=== Supplied data ===
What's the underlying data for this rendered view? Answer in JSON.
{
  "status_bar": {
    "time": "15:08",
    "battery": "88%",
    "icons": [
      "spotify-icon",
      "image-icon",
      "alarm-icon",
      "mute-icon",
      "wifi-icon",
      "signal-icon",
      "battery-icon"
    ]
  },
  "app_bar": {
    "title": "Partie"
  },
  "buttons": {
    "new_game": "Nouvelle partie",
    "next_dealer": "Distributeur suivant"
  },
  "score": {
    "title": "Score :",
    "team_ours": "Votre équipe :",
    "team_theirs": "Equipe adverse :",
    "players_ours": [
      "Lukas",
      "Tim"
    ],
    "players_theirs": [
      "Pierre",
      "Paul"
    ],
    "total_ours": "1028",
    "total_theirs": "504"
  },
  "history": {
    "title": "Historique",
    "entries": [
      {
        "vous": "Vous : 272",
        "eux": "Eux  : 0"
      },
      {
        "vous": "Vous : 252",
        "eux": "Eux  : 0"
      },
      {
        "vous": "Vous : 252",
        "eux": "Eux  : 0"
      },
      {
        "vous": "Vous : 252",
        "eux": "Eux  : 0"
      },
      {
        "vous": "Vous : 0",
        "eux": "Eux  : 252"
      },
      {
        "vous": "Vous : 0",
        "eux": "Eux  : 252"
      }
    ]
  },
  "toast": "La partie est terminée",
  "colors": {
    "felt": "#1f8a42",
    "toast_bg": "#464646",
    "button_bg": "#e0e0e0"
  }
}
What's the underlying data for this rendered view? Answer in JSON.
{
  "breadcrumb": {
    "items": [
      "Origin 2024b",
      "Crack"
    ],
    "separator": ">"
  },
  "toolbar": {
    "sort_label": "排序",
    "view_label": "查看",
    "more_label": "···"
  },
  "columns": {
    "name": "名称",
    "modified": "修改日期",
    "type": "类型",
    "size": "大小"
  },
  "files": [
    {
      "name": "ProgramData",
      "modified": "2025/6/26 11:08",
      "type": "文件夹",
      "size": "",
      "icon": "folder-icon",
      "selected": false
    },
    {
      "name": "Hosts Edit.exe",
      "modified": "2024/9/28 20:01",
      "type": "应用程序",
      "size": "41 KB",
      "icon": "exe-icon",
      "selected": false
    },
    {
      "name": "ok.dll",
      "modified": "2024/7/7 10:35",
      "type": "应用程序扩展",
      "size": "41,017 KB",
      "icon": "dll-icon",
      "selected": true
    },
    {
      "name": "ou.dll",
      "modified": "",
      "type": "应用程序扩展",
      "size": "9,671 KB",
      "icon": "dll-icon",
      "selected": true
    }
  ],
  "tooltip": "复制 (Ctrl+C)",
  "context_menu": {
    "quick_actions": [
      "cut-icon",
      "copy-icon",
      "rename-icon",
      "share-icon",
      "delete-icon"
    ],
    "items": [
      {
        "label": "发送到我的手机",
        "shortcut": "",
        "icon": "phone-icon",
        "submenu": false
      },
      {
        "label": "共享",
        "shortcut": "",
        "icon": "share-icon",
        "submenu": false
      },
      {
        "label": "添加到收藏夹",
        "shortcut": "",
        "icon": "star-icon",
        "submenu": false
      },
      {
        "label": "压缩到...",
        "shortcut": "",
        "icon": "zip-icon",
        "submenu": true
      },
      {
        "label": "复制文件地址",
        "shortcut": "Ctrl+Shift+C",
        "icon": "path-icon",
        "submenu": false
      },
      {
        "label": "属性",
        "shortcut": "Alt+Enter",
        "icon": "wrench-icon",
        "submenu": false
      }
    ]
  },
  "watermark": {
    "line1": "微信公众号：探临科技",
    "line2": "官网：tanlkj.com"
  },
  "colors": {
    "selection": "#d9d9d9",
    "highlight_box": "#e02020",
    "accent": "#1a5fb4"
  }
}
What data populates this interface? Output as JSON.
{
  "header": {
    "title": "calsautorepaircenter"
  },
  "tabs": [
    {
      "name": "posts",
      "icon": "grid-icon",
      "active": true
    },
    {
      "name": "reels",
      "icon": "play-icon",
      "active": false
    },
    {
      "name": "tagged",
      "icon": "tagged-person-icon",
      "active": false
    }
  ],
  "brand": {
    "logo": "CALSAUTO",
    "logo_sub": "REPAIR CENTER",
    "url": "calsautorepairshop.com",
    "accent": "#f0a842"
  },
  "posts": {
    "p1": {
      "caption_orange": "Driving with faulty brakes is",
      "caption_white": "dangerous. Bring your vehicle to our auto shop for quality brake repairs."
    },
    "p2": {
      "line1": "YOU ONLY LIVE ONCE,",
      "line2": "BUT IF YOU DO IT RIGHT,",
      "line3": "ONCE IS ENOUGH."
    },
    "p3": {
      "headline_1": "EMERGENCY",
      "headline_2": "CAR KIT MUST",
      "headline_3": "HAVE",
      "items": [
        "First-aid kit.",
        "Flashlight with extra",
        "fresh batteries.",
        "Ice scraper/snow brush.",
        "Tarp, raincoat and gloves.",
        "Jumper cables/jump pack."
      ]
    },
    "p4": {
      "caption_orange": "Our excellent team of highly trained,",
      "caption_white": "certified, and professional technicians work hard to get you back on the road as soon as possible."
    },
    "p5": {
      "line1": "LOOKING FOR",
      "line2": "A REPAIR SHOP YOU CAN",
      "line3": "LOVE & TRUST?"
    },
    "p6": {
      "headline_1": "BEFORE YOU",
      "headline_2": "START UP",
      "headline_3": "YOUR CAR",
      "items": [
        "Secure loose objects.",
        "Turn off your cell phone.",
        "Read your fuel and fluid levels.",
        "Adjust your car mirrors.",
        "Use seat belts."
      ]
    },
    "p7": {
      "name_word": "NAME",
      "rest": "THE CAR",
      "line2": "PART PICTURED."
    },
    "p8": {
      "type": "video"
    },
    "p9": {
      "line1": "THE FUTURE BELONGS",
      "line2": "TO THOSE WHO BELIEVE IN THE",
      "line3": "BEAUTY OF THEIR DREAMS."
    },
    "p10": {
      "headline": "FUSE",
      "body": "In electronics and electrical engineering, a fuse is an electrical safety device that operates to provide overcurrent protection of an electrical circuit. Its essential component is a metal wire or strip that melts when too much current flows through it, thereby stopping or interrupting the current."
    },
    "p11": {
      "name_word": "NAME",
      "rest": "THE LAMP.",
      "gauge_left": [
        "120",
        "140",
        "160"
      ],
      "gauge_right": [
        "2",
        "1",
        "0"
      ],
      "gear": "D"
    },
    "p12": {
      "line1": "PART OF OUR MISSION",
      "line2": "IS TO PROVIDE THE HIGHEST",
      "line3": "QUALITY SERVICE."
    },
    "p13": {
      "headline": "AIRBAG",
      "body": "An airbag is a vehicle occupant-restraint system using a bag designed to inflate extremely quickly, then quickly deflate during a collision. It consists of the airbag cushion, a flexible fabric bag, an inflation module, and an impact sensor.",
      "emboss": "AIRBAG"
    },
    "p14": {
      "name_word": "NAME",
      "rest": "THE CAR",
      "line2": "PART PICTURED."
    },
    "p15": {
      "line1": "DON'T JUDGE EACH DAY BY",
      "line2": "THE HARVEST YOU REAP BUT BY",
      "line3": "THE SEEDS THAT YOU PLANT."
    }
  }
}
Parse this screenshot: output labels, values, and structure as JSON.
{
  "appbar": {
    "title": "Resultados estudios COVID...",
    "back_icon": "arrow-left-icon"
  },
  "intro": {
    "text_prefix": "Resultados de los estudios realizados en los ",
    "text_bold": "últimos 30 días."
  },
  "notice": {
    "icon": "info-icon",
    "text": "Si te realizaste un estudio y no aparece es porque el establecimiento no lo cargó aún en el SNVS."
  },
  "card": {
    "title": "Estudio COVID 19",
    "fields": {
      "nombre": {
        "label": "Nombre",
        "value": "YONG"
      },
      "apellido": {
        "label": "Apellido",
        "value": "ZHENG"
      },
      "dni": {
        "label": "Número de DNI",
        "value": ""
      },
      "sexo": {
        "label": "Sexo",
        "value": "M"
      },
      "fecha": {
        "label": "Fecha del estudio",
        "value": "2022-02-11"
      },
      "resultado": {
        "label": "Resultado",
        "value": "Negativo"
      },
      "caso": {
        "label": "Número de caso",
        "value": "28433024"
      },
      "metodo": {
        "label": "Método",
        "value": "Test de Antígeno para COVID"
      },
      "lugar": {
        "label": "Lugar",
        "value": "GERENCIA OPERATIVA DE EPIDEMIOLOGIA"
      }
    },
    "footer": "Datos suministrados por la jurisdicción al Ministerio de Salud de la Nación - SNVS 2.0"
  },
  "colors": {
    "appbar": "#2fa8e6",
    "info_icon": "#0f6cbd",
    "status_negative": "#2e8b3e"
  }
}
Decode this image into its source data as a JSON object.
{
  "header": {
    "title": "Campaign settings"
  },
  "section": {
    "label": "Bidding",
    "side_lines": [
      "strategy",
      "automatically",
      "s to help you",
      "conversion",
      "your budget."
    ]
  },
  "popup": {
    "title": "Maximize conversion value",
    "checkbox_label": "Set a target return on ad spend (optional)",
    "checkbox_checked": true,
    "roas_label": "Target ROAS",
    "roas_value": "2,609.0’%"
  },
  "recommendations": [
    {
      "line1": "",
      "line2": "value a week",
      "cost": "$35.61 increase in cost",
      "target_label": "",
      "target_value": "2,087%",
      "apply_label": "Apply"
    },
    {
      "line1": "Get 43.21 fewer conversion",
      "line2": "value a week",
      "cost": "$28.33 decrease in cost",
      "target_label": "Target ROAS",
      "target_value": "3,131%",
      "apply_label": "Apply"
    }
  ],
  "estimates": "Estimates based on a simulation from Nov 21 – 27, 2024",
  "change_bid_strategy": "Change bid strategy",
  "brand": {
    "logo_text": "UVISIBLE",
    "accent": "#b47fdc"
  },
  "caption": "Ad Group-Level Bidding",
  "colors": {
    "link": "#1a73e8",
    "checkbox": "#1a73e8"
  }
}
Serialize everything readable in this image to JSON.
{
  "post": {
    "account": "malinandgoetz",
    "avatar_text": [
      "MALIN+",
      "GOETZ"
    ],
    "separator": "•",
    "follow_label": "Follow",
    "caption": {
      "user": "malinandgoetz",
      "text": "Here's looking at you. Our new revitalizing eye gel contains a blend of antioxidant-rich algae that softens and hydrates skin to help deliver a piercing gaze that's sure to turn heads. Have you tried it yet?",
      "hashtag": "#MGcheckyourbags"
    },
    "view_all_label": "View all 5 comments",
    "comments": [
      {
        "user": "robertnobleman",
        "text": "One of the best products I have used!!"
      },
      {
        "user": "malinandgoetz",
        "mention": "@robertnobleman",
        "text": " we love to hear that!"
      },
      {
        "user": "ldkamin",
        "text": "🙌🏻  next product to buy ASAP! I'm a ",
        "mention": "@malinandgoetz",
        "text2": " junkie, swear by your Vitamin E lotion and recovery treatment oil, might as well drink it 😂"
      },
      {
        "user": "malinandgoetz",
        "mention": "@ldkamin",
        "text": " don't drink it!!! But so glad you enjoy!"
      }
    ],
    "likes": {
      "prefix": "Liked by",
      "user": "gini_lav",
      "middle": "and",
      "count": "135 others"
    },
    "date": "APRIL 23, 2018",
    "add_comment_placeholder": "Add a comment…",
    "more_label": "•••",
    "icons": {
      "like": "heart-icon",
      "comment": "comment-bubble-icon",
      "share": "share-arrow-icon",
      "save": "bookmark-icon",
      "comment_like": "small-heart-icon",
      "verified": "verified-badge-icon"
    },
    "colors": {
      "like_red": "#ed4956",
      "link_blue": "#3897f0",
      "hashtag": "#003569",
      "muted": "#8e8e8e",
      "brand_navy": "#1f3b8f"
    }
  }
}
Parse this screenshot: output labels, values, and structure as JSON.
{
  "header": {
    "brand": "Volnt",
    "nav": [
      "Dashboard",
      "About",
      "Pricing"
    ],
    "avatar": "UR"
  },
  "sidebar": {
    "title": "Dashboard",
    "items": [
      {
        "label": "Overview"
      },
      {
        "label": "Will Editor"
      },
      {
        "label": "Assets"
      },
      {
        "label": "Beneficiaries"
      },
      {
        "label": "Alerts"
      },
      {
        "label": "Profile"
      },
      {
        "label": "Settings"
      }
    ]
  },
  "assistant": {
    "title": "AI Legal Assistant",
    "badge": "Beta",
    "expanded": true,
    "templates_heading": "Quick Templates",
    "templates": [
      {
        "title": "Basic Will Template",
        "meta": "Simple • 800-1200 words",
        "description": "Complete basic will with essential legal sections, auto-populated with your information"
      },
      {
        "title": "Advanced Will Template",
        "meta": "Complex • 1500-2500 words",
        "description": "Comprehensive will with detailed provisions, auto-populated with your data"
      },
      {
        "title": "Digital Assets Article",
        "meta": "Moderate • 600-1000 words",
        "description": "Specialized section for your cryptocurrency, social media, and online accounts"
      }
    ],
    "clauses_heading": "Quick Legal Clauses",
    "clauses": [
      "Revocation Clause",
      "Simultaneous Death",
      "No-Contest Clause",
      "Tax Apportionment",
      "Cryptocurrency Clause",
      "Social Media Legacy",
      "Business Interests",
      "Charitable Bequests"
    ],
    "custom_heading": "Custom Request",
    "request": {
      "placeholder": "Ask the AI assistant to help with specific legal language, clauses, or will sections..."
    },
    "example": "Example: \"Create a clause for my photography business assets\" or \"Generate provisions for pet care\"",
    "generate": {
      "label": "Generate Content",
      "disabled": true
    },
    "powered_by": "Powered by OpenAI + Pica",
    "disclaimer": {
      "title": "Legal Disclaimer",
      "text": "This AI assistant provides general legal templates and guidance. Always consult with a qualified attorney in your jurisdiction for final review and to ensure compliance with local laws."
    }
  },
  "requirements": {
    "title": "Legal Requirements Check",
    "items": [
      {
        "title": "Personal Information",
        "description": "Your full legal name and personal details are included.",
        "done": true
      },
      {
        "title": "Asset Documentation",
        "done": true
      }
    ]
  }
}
===
_Required task_
Which lines include "estudios"? Copy each of them out.

_In response_
    "title": "Resultados estudios COVID...",
    "text_prefix": "Resultados de los estudios realizados en los ",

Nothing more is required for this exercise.